(begin)
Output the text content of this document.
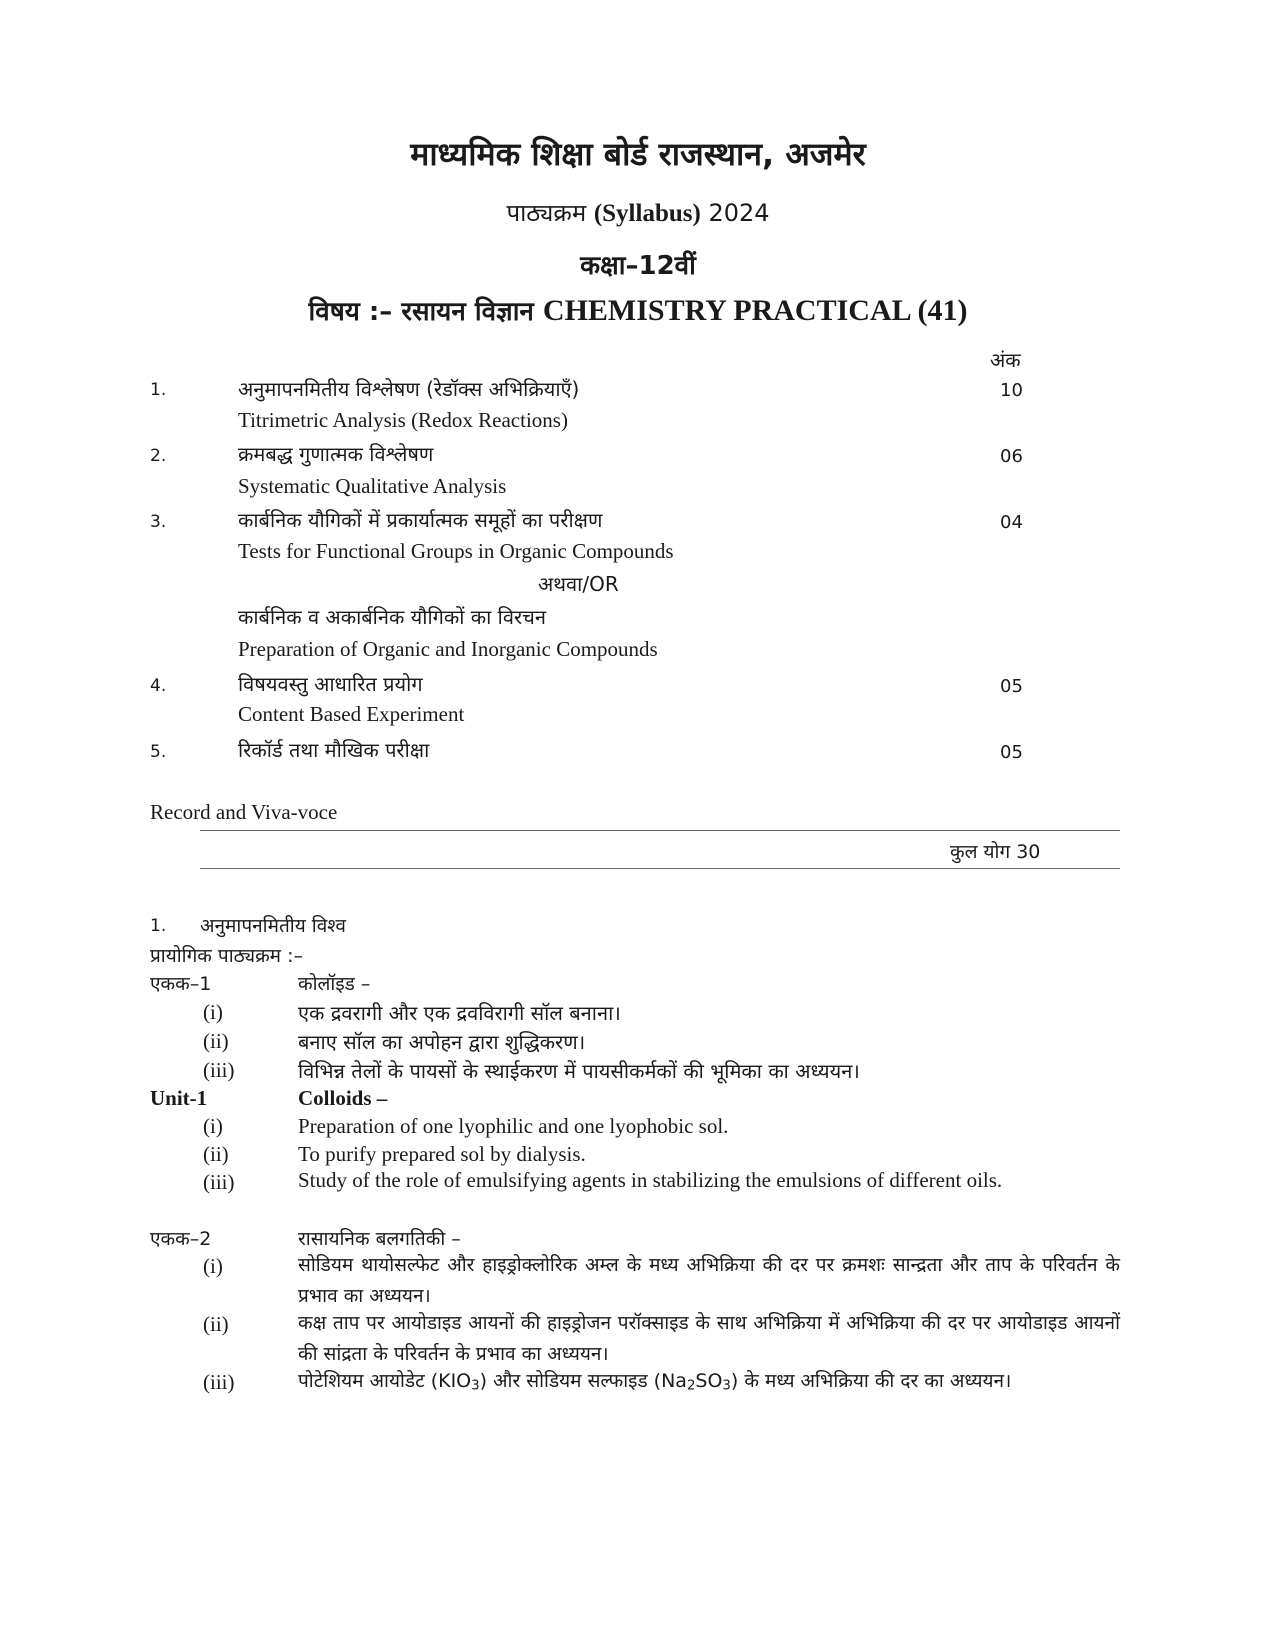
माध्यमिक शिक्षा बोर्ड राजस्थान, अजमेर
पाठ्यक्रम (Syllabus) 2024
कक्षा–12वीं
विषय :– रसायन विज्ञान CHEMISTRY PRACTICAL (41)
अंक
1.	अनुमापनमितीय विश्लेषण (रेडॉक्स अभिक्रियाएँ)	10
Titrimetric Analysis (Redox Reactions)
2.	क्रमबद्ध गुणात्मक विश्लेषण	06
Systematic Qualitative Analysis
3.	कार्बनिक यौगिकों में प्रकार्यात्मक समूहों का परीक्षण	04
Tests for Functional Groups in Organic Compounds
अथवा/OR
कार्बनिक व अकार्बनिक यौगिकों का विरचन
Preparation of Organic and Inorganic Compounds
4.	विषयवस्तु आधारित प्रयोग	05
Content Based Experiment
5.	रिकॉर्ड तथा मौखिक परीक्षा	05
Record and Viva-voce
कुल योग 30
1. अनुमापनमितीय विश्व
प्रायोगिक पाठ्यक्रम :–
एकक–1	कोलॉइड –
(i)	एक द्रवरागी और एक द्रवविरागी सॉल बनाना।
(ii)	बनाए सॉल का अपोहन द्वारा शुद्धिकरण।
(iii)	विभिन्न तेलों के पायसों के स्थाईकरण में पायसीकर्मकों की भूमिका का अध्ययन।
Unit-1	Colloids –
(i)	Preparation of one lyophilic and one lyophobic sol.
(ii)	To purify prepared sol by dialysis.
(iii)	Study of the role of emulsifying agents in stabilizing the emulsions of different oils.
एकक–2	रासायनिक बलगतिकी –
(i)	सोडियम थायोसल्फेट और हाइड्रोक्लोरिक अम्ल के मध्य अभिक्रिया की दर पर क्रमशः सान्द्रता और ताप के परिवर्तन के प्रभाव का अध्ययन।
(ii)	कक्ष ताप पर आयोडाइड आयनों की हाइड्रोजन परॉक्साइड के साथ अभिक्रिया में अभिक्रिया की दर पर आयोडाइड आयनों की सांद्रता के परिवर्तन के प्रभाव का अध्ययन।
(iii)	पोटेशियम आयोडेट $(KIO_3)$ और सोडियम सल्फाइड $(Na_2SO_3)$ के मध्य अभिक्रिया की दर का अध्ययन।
(end)
(begin)
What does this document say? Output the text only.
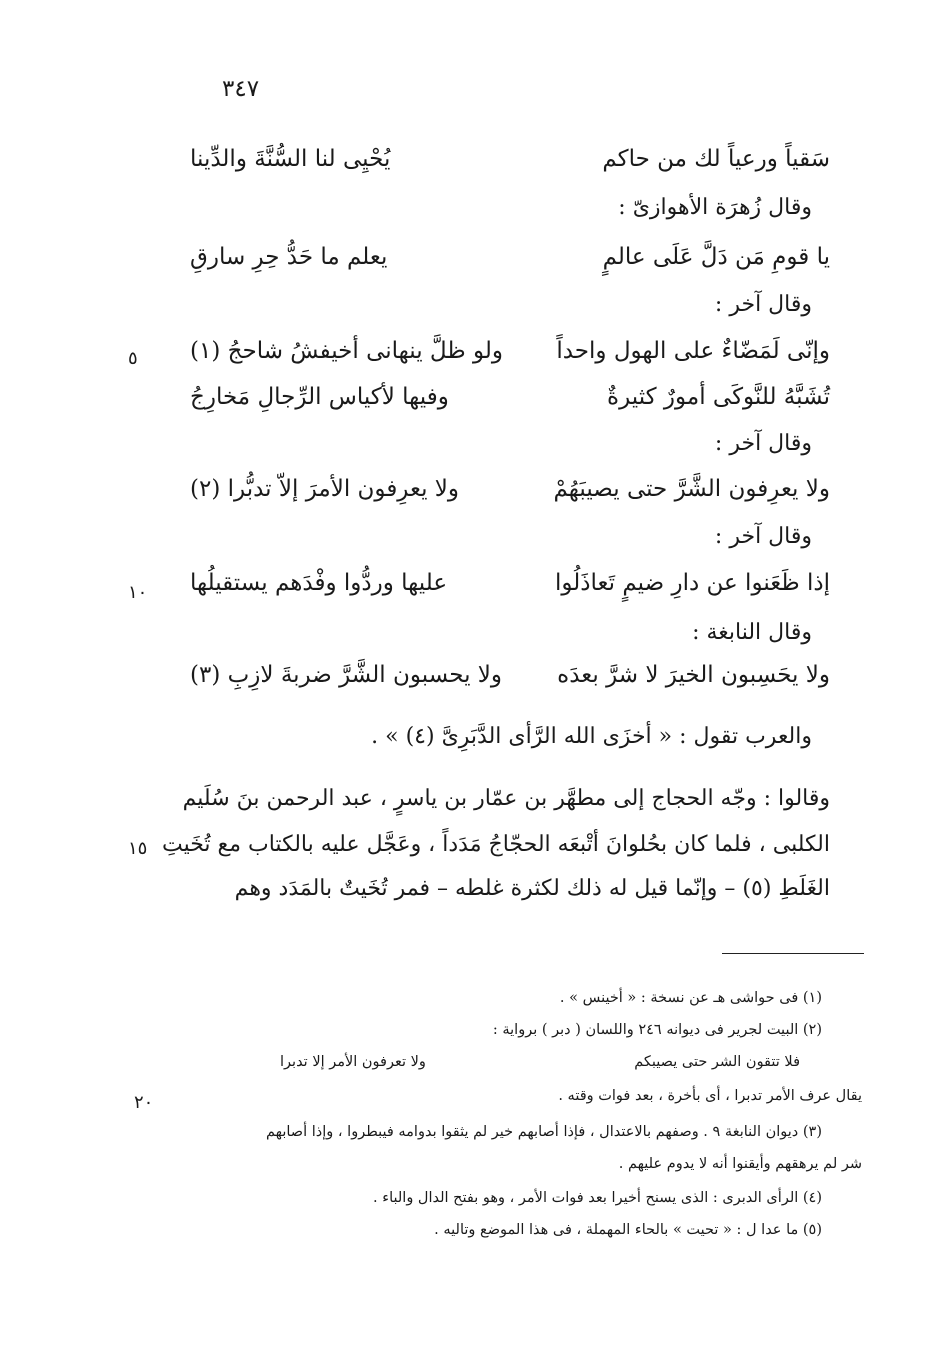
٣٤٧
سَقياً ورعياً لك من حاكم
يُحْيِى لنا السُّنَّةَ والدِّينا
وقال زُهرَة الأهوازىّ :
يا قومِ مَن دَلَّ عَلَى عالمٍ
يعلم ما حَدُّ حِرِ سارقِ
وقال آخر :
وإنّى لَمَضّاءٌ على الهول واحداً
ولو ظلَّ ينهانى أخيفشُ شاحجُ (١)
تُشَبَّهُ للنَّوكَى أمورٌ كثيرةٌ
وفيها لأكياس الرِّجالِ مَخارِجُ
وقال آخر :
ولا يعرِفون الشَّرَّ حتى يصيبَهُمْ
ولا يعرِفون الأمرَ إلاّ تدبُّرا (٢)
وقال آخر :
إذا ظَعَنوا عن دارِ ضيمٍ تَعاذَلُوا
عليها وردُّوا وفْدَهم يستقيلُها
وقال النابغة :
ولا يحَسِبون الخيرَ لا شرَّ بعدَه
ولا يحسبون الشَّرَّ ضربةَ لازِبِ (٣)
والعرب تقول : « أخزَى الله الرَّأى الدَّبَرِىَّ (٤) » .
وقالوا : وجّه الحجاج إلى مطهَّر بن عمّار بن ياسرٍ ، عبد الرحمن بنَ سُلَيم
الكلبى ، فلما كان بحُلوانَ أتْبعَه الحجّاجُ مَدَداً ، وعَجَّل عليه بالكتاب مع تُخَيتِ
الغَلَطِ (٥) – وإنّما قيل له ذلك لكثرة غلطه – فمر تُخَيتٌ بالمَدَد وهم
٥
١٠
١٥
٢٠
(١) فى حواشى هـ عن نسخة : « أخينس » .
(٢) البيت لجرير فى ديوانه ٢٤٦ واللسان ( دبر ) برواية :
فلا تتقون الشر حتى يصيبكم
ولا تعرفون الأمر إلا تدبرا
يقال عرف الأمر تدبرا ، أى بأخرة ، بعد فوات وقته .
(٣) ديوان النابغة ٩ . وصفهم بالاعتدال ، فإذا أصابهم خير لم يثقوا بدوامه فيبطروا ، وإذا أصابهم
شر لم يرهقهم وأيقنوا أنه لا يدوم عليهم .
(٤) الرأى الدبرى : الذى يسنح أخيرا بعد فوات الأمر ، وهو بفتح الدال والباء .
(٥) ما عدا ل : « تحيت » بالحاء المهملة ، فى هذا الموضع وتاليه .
(end)
*Written problem:*
Gather, from the listing above, every line carrying the word "document".

*The answer:*
Output the text content of this document.
What does this document say? Output the text only.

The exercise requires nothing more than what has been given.